◆ **Exercise directions**
Transcribe the material in full. Nothing should differ except that the pictures are left out.

[Dataset records]

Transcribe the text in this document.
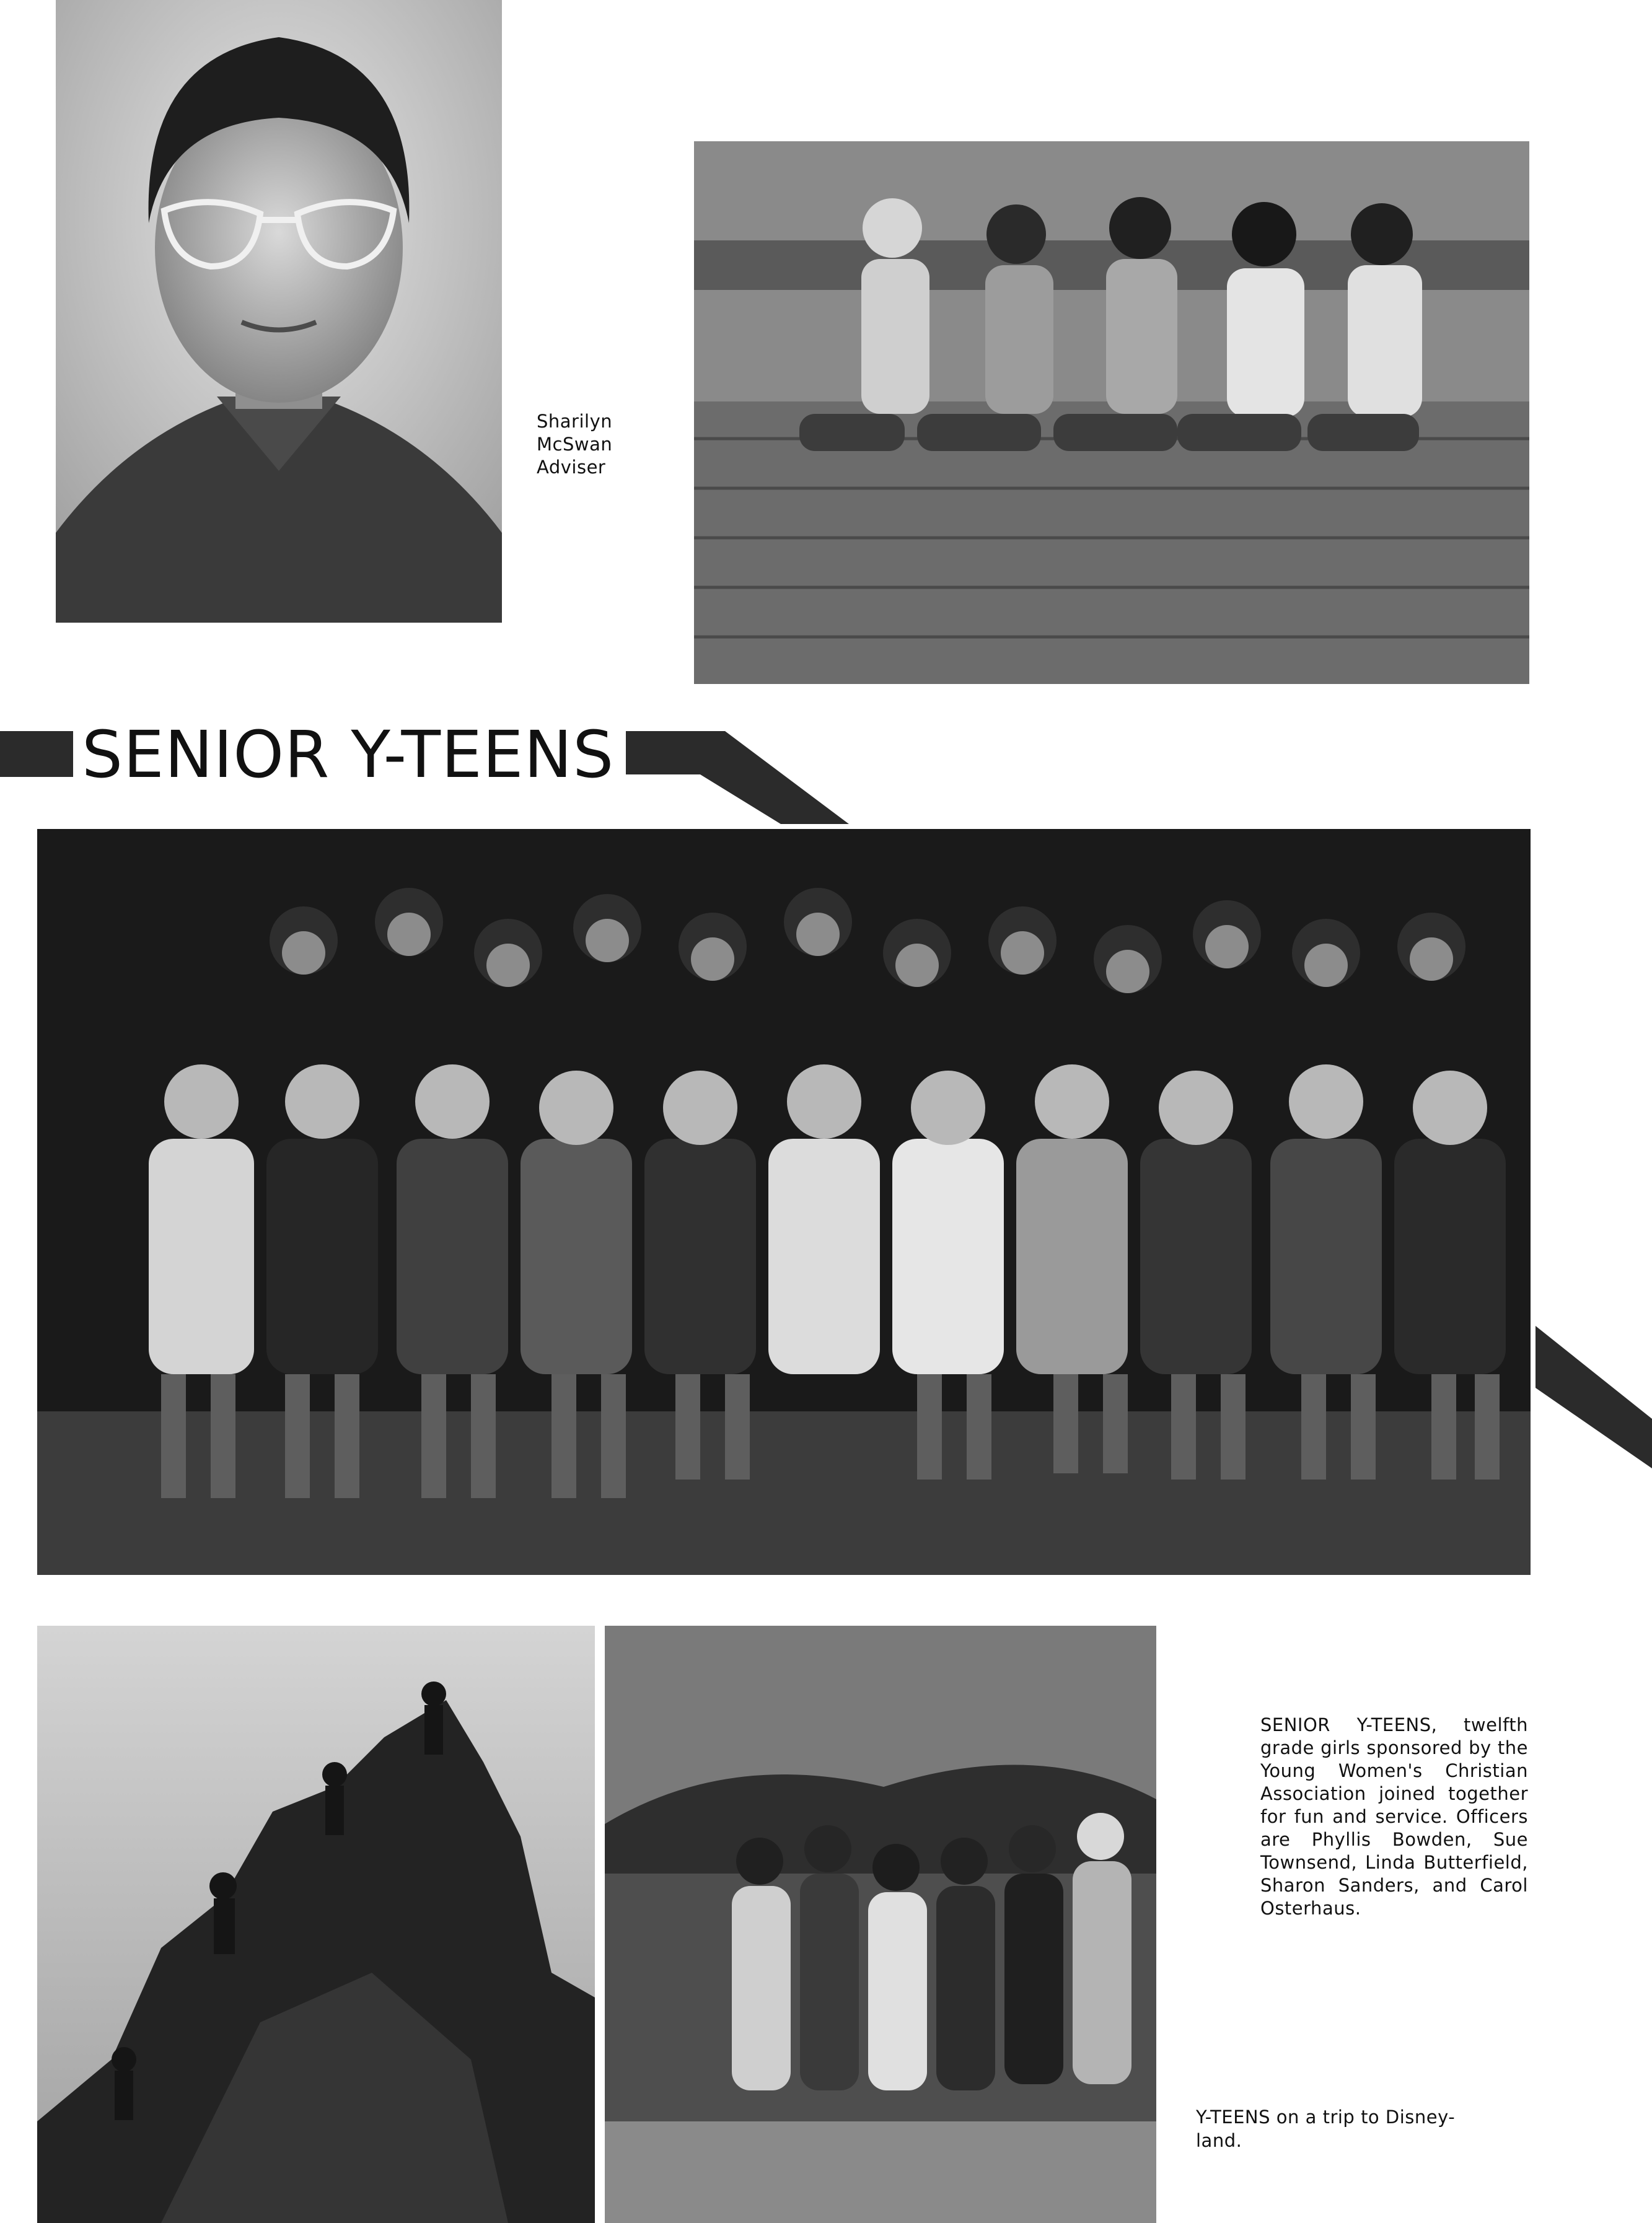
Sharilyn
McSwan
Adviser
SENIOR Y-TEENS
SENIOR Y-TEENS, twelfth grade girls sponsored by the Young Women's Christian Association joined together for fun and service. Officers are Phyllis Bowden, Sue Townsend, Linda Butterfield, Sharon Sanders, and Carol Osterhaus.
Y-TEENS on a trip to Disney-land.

◆ **Reply to the task**
Transcribe the text in this document.
Sharilyn
McSwan
Adviser
SENIOR Y-TEENS
SENIOR Y-TEENS, twelfth grade girls sponsored by the Young Women's Christian Association joined together for fun and service. Officers are Phyllis Bowden, Sue Townsend, Linda Butterfield, Sharon Sanders, and Carol Osterhaus.
Y-TEENS on a trip to Disney-land.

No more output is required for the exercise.